**DO THIS**
Wherever "mybatis" appears in a line, copy that line.

(Stored data)
----
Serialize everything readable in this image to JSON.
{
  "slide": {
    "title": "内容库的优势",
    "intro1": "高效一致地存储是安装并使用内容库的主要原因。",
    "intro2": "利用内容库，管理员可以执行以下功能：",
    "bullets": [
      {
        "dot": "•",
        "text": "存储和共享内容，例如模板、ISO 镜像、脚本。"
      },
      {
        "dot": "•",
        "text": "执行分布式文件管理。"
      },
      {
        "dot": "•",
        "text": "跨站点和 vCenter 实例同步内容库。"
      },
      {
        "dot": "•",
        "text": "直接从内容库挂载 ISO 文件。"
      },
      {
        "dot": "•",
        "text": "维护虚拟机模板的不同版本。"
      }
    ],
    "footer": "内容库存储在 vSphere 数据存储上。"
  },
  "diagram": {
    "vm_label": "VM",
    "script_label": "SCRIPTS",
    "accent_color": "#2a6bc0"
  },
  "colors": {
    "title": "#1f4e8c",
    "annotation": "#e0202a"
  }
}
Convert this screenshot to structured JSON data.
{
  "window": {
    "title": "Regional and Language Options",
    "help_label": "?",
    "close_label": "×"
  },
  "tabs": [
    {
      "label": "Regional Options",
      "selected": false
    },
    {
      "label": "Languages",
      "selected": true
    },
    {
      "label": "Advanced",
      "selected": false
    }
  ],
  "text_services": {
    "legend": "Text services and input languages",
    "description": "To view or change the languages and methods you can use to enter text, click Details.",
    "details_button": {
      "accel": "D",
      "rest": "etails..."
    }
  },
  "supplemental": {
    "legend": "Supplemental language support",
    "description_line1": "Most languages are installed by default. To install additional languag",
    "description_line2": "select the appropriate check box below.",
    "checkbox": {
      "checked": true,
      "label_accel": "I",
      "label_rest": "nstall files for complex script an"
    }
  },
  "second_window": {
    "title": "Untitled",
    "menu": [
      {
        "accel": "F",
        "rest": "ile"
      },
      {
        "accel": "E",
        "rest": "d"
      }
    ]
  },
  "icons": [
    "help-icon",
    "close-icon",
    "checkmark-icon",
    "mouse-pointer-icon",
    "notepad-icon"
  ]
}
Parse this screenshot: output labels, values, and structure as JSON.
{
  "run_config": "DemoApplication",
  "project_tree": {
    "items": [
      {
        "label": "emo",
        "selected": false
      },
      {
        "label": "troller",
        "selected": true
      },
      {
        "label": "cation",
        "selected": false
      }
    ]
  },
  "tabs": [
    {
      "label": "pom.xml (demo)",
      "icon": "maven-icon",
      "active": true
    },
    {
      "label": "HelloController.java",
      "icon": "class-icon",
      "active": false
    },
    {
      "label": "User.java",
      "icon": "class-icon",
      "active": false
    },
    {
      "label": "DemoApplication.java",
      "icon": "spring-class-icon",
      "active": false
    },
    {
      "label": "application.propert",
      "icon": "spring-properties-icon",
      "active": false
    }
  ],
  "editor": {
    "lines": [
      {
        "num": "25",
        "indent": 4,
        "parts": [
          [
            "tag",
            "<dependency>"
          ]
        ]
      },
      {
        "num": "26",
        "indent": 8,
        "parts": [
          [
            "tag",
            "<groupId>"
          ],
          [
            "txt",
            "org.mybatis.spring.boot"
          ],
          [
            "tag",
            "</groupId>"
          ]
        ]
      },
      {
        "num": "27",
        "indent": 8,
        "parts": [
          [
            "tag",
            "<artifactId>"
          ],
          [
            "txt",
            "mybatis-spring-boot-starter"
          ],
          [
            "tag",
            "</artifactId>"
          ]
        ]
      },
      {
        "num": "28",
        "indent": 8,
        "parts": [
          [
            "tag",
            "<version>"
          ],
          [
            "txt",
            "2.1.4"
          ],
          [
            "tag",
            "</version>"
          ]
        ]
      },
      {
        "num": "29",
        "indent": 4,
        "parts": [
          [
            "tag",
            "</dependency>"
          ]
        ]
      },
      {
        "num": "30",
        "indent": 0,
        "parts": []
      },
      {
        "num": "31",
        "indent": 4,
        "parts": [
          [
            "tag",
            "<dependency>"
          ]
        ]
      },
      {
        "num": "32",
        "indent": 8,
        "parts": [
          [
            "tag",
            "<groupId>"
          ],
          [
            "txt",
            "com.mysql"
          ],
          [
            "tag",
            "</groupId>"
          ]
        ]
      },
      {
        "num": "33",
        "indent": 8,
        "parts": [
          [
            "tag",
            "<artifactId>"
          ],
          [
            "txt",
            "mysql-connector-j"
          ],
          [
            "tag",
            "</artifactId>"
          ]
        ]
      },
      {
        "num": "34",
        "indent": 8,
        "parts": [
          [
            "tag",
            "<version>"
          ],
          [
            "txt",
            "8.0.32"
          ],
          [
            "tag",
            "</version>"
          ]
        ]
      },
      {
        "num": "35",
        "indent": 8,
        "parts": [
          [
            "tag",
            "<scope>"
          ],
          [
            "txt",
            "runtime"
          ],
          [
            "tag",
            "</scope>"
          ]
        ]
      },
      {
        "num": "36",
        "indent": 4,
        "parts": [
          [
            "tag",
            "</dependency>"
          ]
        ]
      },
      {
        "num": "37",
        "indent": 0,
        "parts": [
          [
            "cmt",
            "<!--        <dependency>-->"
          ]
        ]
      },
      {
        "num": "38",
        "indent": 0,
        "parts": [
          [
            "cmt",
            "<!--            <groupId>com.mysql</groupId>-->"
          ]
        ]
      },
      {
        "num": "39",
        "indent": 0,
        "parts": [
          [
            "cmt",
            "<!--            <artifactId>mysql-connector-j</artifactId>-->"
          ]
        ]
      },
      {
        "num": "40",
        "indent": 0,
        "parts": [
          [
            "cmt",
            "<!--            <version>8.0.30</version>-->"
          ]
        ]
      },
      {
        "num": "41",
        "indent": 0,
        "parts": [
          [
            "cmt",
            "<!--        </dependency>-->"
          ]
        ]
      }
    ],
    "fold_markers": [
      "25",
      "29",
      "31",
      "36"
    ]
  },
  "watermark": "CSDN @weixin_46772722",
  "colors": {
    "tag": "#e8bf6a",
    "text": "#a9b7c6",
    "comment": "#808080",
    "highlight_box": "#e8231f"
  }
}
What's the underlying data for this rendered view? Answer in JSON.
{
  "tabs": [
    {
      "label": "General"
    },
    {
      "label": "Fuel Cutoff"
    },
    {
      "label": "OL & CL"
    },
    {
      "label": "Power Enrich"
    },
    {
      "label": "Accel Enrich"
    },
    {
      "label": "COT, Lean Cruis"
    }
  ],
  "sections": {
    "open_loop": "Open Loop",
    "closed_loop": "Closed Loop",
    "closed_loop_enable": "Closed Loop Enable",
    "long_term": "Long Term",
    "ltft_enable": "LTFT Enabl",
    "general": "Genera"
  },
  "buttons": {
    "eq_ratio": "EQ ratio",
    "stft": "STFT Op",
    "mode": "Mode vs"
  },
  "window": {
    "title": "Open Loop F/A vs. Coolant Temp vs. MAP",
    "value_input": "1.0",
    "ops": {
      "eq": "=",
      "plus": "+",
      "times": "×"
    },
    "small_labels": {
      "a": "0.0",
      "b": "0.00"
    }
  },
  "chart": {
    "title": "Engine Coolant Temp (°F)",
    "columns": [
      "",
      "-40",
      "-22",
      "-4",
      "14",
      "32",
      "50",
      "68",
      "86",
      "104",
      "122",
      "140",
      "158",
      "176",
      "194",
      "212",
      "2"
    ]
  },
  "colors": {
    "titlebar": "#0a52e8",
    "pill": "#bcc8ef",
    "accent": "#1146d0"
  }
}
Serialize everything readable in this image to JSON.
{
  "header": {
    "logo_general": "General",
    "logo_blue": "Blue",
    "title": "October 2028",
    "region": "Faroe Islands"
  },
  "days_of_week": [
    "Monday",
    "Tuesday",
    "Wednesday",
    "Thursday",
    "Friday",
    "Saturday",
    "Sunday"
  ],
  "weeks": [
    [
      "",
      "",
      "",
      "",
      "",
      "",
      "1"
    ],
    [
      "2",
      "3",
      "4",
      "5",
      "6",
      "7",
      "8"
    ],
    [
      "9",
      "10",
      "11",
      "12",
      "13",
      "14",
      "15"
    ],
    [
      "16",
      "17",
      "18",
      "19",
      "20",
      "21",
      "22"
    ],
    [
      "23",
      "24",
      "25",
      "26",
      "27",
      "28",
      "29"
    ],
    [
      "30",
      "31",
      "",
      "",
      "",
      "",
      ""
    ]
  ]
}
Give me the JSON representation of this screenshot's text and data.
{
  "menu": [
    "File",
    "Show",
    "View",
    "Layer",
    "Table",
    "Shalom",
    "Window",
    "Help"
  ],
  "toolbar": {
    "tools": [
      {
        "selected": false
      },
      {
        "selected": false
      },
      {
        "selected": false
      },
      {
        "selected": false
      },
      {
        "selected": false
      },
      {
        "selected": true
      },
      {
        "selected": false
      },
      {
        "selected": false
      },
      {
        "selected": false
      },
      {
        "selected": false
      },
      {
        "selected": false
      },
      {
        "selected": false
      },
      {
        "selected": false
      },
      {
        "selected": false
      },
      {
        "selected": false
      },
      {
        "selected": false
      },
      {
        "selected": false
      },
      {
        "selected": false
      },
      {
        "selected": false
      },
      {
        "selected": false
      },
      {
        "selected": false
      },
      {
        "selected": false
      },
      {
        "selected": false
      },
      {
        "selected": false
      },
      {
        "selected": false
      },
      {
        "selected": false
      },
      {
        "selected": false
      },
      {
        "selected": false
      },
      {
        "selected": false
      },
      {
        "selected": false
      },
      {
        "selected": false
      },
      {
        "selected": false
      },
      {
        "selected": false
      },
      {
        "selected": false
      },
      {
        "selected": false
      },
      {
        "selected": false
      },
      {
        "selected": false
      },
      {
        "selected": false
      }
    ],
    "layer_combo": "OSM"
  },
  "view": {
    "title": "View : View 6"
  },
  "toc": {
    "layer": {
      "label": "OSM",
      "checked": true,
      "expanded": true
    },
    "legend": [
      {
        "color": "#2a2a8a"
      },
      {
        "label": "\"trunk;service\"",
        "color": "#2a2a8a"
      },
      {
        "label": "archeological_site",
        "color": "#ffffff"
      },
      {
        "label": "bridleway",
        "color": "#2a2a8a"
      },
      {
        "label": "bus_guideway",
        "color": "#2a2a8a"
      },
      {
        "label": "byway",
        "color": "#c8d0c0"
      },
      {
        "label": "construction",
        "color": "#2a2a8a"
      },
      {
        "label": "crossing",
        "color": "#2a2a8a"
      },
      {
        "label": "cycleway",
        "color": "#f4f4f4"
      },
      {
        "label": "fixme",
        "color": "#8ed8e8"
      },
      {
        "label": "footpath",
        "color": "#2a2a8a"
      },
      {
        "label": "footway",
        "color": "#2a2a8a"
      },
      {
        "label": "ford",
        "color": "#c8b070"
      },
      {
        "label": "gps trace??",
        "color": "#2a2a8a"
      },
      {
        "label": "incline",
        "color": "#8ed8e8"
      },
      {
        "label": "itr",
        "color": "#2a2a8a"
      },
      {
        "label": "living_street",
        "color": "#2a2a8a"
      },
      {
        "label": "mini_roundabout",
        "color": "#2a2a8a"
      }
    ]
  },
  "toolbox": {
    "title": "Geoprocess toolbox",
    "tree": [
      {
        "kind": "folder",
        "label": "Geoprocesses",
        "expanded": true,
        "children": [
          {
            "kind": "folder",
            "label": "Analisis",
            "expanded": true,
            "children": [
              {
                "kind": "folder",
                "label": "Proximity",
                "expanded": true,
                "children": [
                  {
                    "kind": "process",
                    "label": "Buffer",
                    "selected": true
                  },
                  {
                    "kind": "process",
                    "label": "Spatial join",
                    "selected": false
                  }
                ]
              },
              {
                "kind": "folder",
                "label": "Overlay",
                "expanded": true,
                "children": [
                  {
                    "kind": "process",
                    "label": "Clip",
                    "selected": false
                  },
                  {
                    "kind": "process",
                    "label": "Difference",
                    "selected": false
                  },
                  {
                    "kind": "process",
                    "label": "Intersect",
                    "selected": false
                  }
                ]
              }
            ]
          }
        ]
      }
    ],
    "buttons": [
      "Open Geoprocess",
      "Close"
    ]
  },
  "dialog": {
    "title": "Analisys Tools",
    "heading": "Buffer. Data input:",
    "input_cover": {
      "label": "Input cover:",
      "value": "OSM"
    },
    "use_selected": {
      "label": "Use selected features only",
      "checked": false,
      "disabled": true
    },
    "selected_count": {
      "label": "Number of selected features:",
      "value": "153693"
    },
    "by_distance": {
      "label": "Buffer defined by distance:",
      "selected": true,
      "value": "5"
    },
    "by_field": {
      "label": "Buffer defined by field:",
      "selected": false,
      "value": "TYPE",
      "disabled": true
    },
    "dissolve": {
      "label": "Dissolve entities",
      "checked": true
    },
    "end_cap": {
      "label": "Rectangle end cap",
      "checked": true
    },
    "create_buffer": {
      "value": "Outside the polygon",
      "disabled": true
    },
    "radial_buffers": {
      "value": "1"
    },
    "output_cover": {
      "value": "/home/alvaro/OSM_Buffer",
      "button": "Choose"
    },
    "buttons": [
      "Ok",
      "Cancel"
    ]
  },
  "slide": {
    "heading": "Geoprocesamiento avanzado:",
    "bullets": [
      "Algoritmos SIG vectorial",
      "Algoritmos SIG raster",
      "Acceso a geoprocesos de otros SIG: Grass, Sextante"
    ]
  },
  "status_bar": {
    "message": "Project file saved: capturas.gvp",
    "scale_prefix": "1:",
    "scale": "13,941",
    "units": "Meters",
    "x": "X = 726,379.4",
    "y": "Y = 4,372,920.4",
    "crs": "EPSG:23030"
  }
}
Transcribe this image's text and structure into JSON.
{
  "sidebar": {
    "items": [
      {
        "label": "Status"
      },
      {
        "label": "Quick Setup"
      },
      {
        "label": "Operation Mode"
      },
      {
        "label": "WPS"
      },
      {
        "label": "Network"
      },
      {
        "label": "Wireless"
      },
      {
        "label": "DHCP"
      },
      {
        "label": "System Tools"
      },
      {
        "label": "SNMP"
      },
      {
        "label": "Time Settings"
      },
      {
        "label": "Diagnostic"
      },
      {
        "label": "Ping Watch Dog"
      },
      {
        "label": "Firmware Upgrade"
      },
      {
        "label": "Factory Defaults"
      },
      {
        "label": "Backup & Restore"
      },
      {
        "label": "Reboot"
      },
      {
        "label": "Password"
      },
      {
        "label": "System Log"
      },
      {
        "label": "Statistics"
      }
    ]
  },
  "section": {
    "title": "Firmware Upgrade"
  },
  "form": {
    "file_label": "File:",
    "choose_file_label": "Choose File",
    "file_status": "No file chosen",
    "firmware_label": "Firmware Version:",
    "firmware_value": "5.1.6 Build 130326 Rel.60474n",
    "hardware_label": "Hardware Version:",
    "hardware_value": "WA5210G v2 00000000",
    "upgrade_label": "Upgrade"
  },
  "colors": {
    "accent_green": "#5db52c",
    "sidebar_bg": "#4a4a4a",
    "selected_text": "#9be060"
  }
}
----
**COMPLETE ANSWER**
            "org.mybatis.spring.boot"
            "mybatis-spring-boot-starter"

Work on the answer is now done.